TASK DIRECTIONS >> Find each line containing the string "νερού" and return it.

Data listing
——————————
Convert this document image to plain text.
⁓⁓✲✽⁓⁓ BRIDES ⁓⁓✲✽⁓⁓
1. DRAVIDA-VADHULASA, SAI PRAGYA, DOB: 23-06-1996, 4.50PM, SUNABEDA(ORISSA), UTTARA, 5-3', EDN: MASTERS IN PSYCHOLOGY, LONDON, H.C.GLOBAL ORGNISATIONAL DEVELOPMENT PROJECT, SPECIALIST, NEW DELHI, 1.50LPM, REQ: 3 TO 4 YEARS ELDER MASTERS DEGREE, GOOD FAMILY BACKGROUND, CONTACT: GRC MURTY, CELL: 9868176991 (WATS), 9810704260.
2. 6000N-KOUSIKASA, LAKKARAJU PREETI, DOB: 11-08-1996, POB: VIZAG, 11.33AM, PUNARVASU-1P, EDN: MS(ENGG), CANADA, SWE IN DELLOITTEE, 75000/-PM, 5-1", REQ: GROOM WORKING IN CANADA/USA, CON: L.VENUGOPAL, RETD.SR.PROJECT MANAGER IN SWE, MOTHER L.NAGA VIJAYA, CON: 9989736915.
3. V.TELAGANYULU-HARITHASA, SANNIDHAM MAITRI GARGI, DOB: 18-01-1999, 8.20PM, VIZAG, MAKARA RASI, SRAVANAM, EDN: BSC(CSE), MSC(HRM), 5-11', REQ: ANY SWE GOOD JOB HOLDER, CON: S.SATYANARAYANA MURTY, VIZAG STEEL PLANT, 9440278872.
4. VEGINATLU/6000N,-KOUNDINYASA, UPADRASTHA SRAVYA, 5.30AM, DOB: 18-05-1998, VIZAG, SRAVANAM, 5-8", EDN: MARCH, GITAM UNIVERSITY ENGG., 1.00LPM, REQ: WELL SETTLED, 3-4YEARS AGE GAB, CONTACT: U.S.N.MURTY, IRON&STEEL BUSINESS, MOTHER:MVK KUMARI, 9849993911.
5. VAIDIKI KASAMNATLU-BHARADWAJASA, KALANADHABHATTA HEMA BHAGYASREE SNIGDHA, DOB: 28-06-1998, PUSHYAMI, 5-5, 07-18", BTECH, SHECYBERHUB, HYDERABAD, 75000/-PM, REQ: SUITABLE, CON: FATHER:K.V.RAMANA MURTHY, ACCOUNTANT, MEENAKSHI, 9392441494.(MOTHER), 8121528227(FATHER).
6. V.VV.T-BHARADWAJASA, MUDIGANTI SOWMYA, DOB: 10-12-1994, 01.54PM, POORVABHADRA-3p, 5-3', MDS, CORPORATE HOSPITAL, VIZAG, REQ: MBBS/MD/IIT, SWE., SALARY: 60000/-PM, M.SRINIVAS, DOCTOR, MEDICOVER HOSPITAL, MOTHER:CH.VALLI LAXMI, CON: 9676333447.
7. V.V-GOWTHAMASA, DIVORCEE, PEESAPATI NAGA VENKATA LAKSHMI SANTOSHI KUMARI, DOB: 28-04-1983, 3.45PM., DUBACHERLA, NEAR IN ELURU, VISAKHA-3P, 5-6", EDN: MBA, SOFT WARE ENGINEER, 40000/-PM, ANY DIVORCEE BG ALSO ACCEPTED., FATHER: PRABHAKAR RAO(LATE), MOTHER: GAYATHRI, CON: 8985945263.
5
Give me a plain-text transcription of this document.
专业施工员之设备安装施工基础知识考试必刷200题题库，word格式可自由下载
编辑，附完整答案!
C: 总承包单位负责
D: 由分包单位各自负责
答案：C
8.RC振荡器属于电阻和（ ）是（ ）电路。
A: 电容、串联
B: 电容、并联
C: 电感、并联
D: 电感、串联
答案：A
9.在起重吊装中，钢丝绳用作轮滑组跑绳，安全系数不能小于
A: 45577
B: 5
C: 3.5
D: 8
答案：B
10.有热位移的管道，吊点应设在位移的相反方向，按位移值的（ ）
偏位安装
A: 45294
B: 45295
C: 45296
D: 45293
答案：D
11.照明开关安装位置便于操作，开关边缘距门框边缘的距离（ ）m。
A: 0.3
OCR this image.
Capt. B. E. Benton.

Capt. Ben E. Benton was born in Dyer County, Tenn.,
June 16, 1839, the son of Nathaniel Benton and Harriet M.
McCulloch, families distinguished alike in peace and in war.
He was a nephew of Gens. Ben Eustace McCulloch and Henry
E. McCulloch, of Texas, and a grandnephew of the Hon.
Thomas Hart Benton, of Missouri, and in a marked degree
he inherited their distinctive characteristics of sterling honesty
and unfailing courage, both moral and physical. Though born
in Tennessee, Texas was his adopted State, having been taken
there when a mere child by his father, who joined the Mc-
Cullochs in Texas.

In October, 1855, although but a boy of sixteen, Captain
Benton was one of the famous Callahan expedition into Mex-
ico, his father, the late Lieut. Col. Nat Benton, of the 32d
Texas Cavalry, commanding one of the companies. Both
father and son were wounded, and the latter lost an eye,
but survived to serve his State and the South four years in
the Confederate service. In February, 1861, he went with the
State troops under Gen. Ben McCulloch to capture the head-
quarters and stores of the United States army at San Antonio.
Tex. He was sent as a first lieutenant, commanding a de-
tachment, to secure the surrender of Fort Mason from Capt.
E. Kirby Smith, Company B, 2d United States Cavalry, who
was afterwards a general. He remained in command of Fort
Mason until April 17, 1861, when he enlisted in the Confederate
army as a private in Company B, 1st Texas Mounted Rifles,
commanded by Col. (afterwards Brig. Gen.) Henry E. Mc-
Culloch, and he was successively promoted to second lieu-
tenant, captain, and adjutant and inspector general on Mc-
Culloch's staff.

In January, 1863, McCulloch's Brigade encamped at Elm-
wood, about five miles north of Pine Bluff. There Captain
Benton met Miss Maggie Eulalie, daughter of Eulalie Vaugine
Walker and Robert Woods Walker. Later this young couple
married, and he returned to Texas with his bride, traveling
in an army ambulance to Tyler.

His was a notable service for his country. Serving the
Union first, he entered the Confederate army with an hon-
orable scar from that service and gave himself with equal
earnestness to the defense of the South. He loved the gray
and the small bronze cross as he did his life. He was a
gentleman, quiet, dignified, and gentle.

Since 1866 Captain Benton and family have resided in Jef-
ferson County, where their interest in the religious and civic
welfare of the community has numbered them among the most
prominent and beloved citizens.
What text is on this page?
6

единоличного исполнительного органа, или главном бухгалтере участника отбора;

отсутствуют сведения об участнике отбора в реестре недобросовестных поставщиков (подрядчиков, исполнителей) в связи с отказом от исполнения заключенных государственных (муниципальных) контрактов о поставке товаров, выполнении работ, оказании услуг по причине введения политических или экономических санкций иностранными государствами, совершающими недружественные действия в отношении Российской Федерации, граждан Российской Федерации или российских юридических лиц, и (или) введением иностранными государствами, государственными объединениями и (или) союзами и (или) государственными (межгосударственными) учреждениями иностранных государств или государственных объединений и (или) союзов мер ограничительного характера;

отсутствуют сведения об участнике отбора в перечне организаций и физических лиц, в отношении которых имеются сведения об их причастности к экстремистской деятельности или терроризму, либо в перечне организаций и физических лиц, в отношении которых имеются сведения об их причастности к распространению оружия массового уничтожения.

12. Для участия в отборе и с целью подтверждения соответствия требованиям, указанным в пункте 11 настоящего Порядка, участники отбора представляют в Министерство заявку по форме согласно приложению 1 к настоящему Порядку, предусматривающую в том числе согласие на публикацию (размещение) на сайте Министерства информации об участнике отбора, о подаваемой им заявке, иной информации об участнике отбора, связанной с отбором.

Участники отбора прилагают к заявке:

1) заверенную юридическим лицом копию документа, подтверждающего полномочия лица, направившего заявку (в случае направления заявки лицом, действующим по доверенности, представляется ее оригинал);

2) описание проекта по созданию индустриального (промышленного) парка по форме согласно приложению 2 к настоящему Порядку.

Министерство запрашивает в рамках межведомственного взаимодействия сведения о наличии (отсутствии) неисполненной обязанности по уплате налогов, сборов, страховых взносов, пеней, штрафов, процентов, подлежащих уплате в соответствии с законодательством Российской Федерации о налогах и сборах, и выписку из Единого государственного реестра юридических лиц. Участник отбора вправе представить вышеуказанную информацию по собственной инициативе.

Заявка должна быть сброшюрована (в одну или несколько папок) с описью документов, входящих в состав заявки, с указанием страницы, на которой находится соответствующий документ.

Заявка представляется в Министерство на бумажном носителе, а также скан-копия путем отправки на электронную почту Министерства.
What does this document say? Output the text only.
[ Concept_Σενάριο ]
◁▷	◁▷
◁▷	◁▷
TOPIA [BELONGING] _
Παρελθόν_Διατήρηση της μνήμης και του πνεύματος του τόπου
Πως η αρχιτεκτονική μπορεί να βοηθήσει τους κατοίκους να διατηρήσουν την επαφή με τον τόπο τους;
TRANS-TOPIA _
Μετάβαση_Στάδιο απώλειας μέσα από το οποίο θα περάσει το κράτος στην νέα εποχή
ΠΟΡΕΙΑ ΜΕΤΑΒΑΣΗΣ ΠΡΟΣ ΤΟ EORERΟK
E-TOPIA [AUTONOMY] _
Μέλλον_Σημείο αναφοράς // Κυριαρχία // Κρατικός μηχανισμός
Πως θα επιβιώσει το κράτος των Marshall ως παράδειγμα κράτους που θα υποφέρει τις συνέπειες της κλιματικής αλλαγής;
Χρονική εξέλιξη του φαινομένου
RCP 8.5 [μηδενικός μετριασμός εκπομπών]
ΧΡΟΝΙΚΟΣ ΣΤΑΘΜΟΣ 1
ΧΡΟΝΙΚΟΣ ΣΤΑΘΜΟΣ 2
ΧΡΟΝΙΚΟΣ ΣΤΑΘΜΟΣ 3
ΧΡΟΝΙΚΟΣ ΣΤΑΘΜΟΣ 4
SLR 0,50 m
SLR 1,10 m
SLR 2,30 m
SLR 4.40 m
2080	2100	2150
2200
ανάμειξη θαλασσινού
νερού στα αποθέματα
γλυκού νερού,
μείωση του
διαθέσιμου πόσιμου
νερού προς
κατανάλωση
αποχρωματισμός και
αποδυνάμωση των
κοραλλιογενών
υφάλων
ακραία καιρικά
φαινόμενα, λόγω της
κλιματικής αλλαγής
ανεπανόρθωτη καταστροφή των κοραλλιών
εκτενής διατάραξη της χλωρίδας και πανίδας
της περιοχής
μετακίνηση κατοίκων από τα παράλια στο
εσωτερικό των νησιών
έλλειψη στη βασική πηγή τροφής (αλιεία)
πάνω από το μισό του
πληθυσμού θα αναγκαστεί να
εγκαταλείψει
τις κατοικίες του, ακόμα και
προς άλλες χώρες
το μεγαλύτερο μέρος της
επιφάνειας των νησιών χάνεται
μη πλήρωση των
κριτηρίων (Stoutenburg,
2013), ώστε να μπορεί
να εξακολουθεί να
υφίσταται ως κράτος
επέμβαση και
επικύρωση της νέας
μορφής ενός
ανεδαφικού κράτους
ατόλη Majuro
——————————
WRITTEN RESPONSE >>
νερού στα αποθέματα
γλυκού νερού,
νερού προς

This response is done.